Exercise brief - Provide the number of lines containing the word "NYMEX", and nothing else.

(Figure contents as structured data)
- - - - -

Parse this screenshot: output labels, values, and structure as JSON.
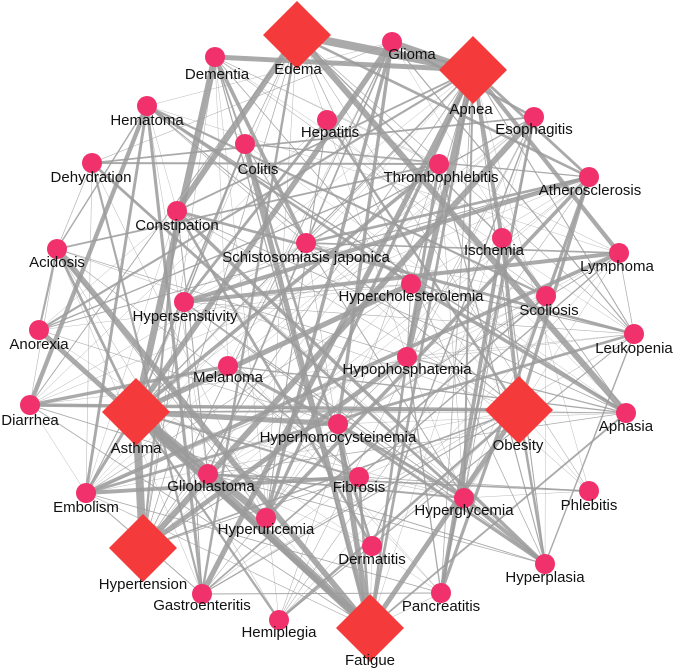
{
  "nodes": [
    {
      "label": "Edema",
      "shape": "diamond"
    },
    {
      "label": "Apnea",
      "shape": "diamond"
    },
    {
      "label": "Asthma",
      "shape": "diamond"
    },
    {
      "label": "Obesity",
      "shape": "diamond"
    },
    {
      "label": "Hypertension",
      "shape": "diamond"
    },
    {
      "label": "Fatigue",
      "shape": "diamond"
    },
    {
      "label": "Glioma",
      "shape": "circle"
    },
    {
      "label": "Dementia",
      "shape": "circle"
    },
    {
      "label": "Hematoma",
      "shape": "circle"
    },
    {
      "label": "Hepatitis",
      "shape": "circle"
    },
    {
      "label": "Esophagitis",
      "shape": "circle"
    },
    {
      "label": "Colitis",
      "shape": "circle"
    },
    {
      "label": "Thrombophlebitis",
      "shape": "circle"
    },
    {
      "label": "Dehydration",
      "shape": "circle"
    },
    {
      "label": "Atherosclerosis",
      "shape": "circle"
    },
    {
      "label": "Constipation",
      "shape": "circle"
    },
    {
      "label": "Schistosomiasis japonica",
      "shape": "circle"
    },
    {
      "label": "Ischemia",
      "shape": "circle"
    },
    {
      "label": "Acidosis",
      "shape": "circle"
    },
    {
      "label": "Lymphoma",
      "shape": "circle"
    },
    {
      "label": "Hypercholesterolemia",
      "shape": "circle"
    },
    {
      "label": "Hypersensitivity",
      "shape": "circle"
    },
    {
      "label": "Scoliosis",
      "shape": "circle"
    },
    {
      "label": "Anorexia",
      "shape": "circle"
    },
    {
      "label": "Leukopenia",
      "shape": "circle"
    },
    {
      "label": "Melanoma",
      "shape": "circle"
    },
    {
      "label": "Hypophosphatemia",
      "shape": "circle"
    },
    {
      "label": "Diarrhea",
      "shape": "circle"
    },
    {
      "label": "Aphasia",
      "shape": "circle"
    },
    {
      "label": "Hyperhomocysteinemia",
      "shape": "circle"
    },
    {
      "label": "Glioblastoma",
      "shape": "circle"
    },
    {
      "label": "Fibrosis",
      "shape": "circle"
    },
    {
      "label": "Phlebitis",
      "shape": "circle"
    },
    {
      "label": "Embolism",
      "shape": "circle"
    },
    {
      "label": "Hyperglycemia",
      "shape": "circle"
    },
    {
      "label": "Hyperuricemia",
      "shape": "circle"
    },
    {
      "label": "Dermatitis",
      "shape": "circle"
    },
    {
      "label": "Hyperplasia",
      "shape": "circle"
    },
    {
      "label": "Gastroenteritis",
      "shape": "circle"
    },
    {
      "label": "Pancreatitis",
      "shape": "circle"
    },
    {
      "label": "Hemiplegia",
      "shape": "circle"
    }
  ]
}
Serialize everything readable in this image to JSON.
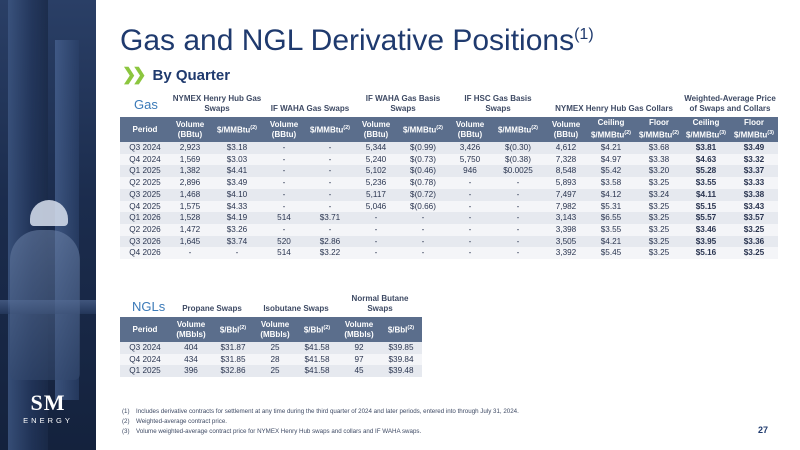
{
  "title": "Gas and NGL Derivative Positions",
  "title_sup": "(1)",
  "subtitle": "By Quarter",
  "logo": {
    "mark": "SM",
    "sub": "ENERGY"
  },
  "gas": {
    "label": "Gas",
    "groups": [
      "NYMEX Henry Hub Gas Swaps",
      "IF WAHA Gas Swaps",
      "IF WAHA Gas Basis Swaps",
      "IF HSC Gas Basis Swaps",
      "NYMEX Henry Hub Gas Collars",
      "Weighted-Average Price of Swaps and Collars"
    ],
    "headers": {
      "period": "Period",
      "volume": "Volume",
      "bbtu": "(BBtu)",
      "price": "$/MMBtu",
      "note2": "(2)",
      "note3": "(3)",
      "ceiling": "Ceiling",
      "floor": "Floor"
    },
    "rows": [
      [
        "Q3 2024",
        "2,923",
        "$3.18",
        "-",
        "-",
        "5,344",
        "$(0.99)",
        "3,426",
        "$(0.30)",
        "4,612",
        "$4.21",
        "$3.68",
        "$3.81",
        "$3.49"
      ],
      [
        "Q4 2024",
        "1,569",
        "$3.03",
        "-",
        "-",
        "5,240",
        "$(0.73)",
        "5,750",
        "$(0.38)",
        "7,328",
        "$4.97",
        "$3.38",
        "$4.63",
        "$3.32"
      ],
      [
        "Q1 2025",
        "1,382",
        "$4.41",
        "-",
        "-",
        "5,102",
        "$(0.46)",
        "946",
        "$0.0025",
        "8,548",
        "$5.42",
        "$3.20",
        "$5.28",
        "$3.37"
      ],
      [
        "Q2 2025",
        "2,896",
        "$3.49",
        "-",
        "-",
        "5,236",
        "$(0.78)",
        "-",
        "-",
        "5,893",
        "$3.58",
        "$3.25",
        "$3.55",
        "$3.33"
      ],
      [
        "Q3 2025",
        "1,468",
        "$4.10",
        "-",
        "-",
        "5,117",
        "$(0.72)",
        "-",
        "-",
        "7,497",
        "$4.12",
        "$3.24",
        "$4.11",
        "$3.38"
      ],
      [
        "Q4 2025",
        "1,575",
        "$4.33",
        "-",
        "-",
        "5,046",
        "$(0.66)",
        "-",
        "-",
        "7,982",
        "$5.31",
        "$3.25",
        "$5.15",
        "$3.43"
      ],
      [
        "Q1 2026",
        "1,528",
        "$4.19",
        "514",
        "$3.71",
        "-",
        "-",
        "-",
        "-",
        "3,143",
        "$6.55",
        "$3.25",
        "$5.57",
        "$3.57"
      ],
      [
        "Q2 2026",
        "1,472",
        "$3.26",
        "-",
        "-",
        "-",
        "-",
        "-",
        "-",
        "3,398",
        "$3.55",
        "$3.25",
        "$3.46",
        "$3.25"
      ],
      [
        "Q3 2026",
        "1,645",
        "$3.74",
        "520",
        "$2.86",
        "-",
        "-",
        "-",
        "-",
        "3,505",
        "$4.21",
        "$3.25",
        "$3.95",
        "$3.36"
      ],
      [
        "Q4 2026",
        "-",
        "-",
        "514",
        "$3.22",
        "-",
        "-",
        "-",
        "-",
        "3,392",
        "$5.45",
        "$3.25",
        "$5.16",
        "$3.25"
      ]
    ]
  },
  "ngl": {
    "label": "NGLs",
    "groups": [
      "Propane Swaps",
      "Isobutane Swaps",
      "Normal Butane Swaps"
    ],
    "headers": {
      "period": "Period",
      "volume": "Volume",
      "mbbls": "(MBbls)",
      "price": "$/Bbl",
      "note2": "(2)"
    },
    "rows": [
      [
        "Q3 2024",
        "404",
        "$31.87",
        "25",
        "$41.58",
        "92",
        "$39.85"
      ],
      [
        "Q4 2024",
        "434",
        "$31.85",
        "28",
        "$41.58",
        "97",
        "$39.84"
      ],
      [
        "Q1 2025",
        "396",
        "$32.86",
        "25",
        "$41.58",
        "45",
        "$39.48"
      ]
    ]
  },
  "footnotes": [
    [
      "(1)",
      "Includes derivative contracts for settlement at any time during the third quarter of 2024 and later periods, entered into through July 31, 2024."
    ],
    [
      "(2)",
      "Weighted-average contract price."
    ],
    [
      "(3)",
      "Volume weighted-average contract price for NYMEX Henry Hub swaps and collars and IF WAHA swaps."
    ]
  ],
  "page_number": "27",
  "colors": {
    "title": "#1f3a6e",
    "accent": "#8cc63f",
    "header_bg": "#5b6e8c",
    "section_label": "#3b7ab8"
  }
}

- - - - -

Written response - 3